_Extracted data entries_
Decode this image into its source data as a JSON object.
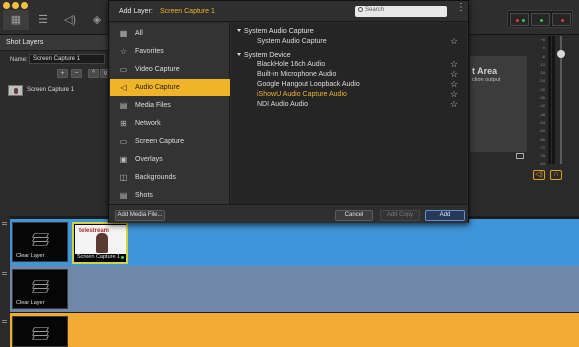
{
  "window": {
    "traffic_light_color": "#f2c043"
  },
  "toolbar": {
    "icons": [
      "layers-icon",
      "sliders-icon",
      "audio-icon",
      "shield-icon"
    ]
  },
  "left_panel": {
    "title": "Shot Layers",
    "name_label": "Name:",
    "name_value": "Screen Capture 1",
    "buttons": [
      "+",
      "−",
      "^",
      "v"
    ],
    "layers": [
      {
        "label": "Screen Capture 1"
      }
    ]
  },
  "dialog": {
    "title": "Add Layer:",
    "source_name": "Screen Capture 1",
    "search_placeholder": "Search",
    "categories": [
      {
        "label": "All",
        "icon": "grid-icon"
      },
      {
        "label": "Favorites",
        "icon": "star-icon"
      },
      {
        "label": "Video Capture",
        "icon": "camera-icon"
      },
      {
        "label": "Audio Capture",
        "icon": "speaker-icon",
        "active": true
      },
      {
        "label": "Media Files",
        "icon": "film-icon"
      },
      {
        "label": "Network",
        "icon": "network-icon"
      },
      {
        "label": "Screen Capture",
        "icon": "monitor-icon"
      },
      {
        "label": "Overlays",
        "icon": "overlay-icon"
      },
      {
        "label": "Backgrounds",
        "icon": "backgrounds-icon"
      },
      {
        "label": "Shots",
        "icon": "shots-icon"
      }
    ],
    "groups": [
      {
        "label": "System Audio Capture",
        "items": [
          {
            "label": "System Audio Capture",
            "highlight": false
          }
        ]
      },
      {
        "label": "System Device",
        "items": [
          {
            "label": "BlackHole 16ch Audio",
            "highlight": false
          },
          {
            "label": "Built-in Microphone Audio",
            "highlight": false
          },
          {
            "label": "Google Hangout Loopback Audio",
            "highlight": false
          },
          {
            "label": "iShowU Audio Capture Audio",
            "highlight": true
          },
          {
            "label": "NDI Audio Audio",
            "highlight": false
          }
        ]
      }
    ],
    "footer": {
      "add_media_label": "Add Media File...",
      "cancel_label": "Cancel",
      "add_copy_label": "Add Copy",
      "add_label": "Add"
    }
  },
  "preview": {
    "title": "t Area",
    "subtitle": "ction output"
  },
  "meter": {
    "scale": [
      "+6",
      "0",
      "-6",
      "-12",
      "-18",
      "-24",
      "-30",
      "-36",
      "-42",
      "-48",
      "-54",
      "-60",
      "-66",
      "-72",
      "-78",
      "-84"
    ]
  },
  "timeline": {
    "tracks": [
      {
        "color": "#3e95d9",
        "cells": [
          {
            "label": "Clear Layer",
            "kind": "clear"
          },
          {
            "label": "Screen Capture 1",
            "kind": "capture",
            "selected": true,
            "thumb_brand": "telestream"
          }
        ]
      },
      {
        "color": "#6f87a8",
        "cells": [
          {
            "label": "Clear Layer",
            "kind": "clear"
          }
        ]
      },
      {
        "color": "#f2ac35",
        "cells": [
          {
            "label": "",
            "kind": "clear"
          }
        ]
      }
    ]
  }
}
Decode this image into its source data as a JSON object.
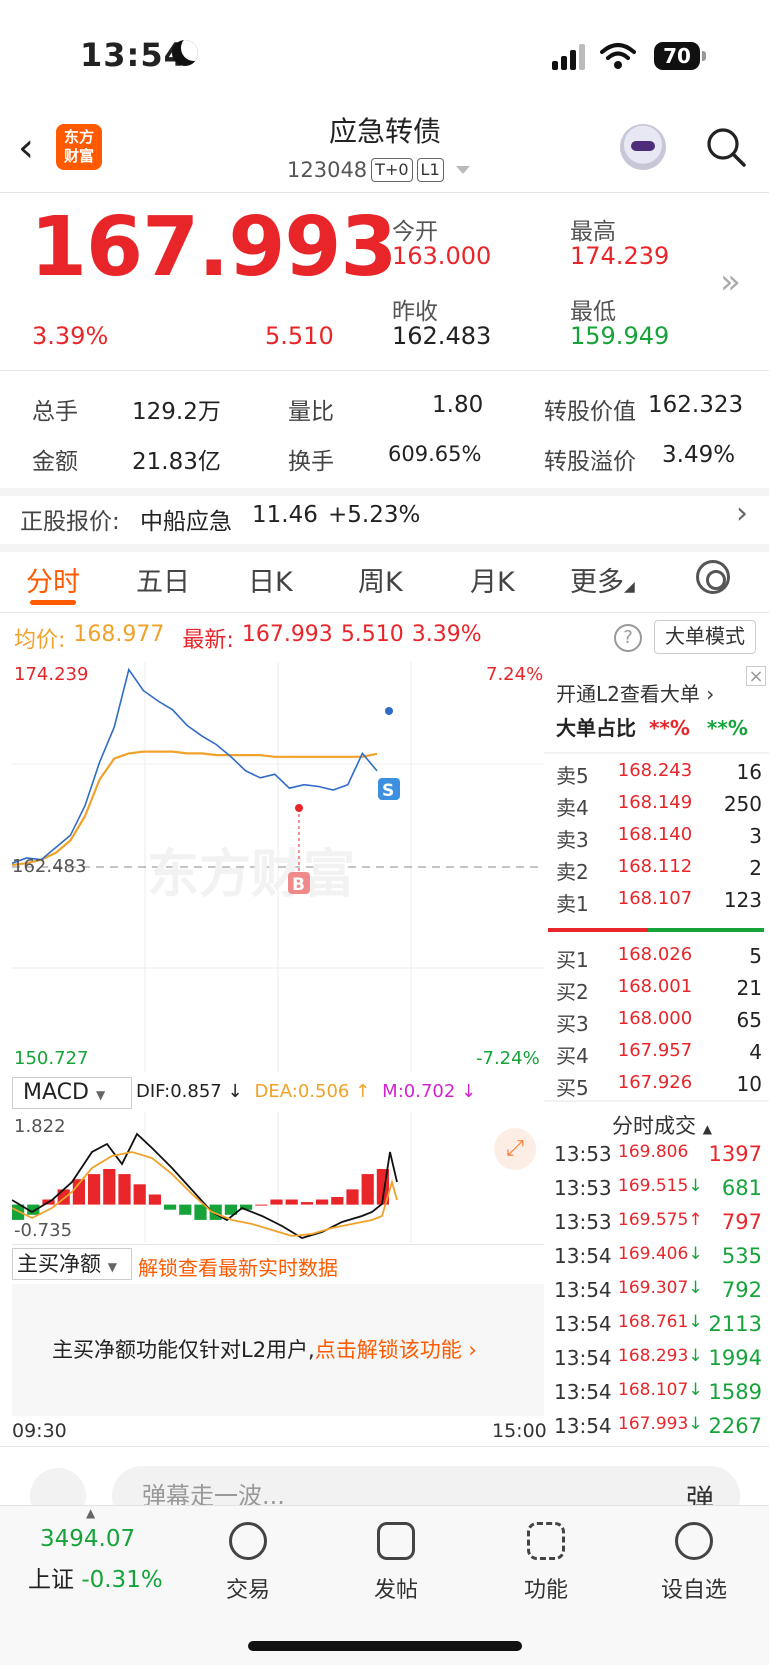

_BRIEF_
Word for word, quote the lines above. Omit the pictures.

_EXERCISE RESULT_
Decode this image into its source data as a JSON object.
{
  "window": {
    "traffic_light_color": "#f2c043"
  },
  "toolbar": {
    "icons": [
      "layers-icon",
      "sliders-icon",
      "audio-icon",
      "shield-icon"
    ]
  },
  "left_panel": {
    "title": "Shot Layers",
    "name_label": "Name:",
    "name_value": "Screen Capture 1",
    "buttons": [
      "+",
      "−",
      "^",
      "v"
    ],
    "layers": [
      {
        "label": "Screen Capture 1"
      }
    ]
  },
  "dialog": {
    "title": "Add Layer:",
    "source_name": "Screen Capture 1",
    "search_placeholder": "Search",
    "categories": [
      {
        "label": "All",
        "icon": "grid-icon"
      },
      {
        "label": "Favorites",
        "icon": "star-icon"
      },
      {
        "label": "Video Capture",
        "icon": "camera-icon"
      },
      {
        "label": "Audio Capture",
        "icon": "speaker-icon",
        "active": true
      },
      {
        "label": "Media Files",
        "icon": "film-icon"
      },
      {
        "label": "Network",
        "icon": "network-icon"
      },
      {
        "label": "Screen Capture",
        "icon": "monitor-icon"
      },
      {
        "label": "Overlays",
        "icon": "overlay-icon"
      },
      {
        "label": "Backgrounds",
        "icon": "backgrounds-icon"
      },
      {
        "label": "Shots",
        "icon": "shots-icon"
      }
    ],
    "groups": [
      {
        "label": "System Audio Capture",
        "items": [
          {
            "label": "System Audio Capture",
            "highlight": false
          }
        ]
      },
      {
        "label": "System Device",
        "items": [
          {
            "label": "BlackHole 16ch Audio",
            "highlight": false
          },
          {
            "label": "Built-in Microphone Audio",
            "highlight": false
          },
          {
            "label": "Google Hangout Loopback Audio",
            "highlight": false
          },
          {
            "label": "iShowU Audio Capture Audio",
            "highlight": true
          },
          {
            "label": "NDI Audio Audio",
            "highlight": false
          }
        ]
      }
    ],
    "footer": {
      "add_media_label": "Add Media File...",
      "cancel_label": "Cancel",
      "add_copy_label": "Add Copy",
      "add_label": "Add"
    }
  },
  "preview": {
    "title": "t Area",
    "subtitle": "ction output"
  },
  "meter": {
    "scale": [
      "+6",
      "0",
      "-6",
      "-12",
      "-18",
      "-24",
      "-30",
      "-36",
      "-42",
      "-48",
      "-54",
      "-60",
      "-66",
      "-72",
      "-78",
      "-84"
    ]
  },
  "timeline": {
    "tracks": [
      {
        "color": "#3e95d9",
        "cells": [
          {
            "label": "Clear Layer",
            "kind": "clear"
          },
          {
            "label": "Screen Capture 1",
            "kind": "capture",
            "selected": true,
            "thumb_brand": "telestream"
          }
        ]
      },
      {
        "color": "#6f87a8",
        "cells": [
          {
            "label": "Clear Layer",
            "kind": "clear"
          }
        ]
      },
      {
        "color": "#f2ac35",
        "cells": [
          {
            "label": "",
            "kind": "clear"
          }
        ]
      }
    ]
  }
}
Decode this image into its source data as a JSON object.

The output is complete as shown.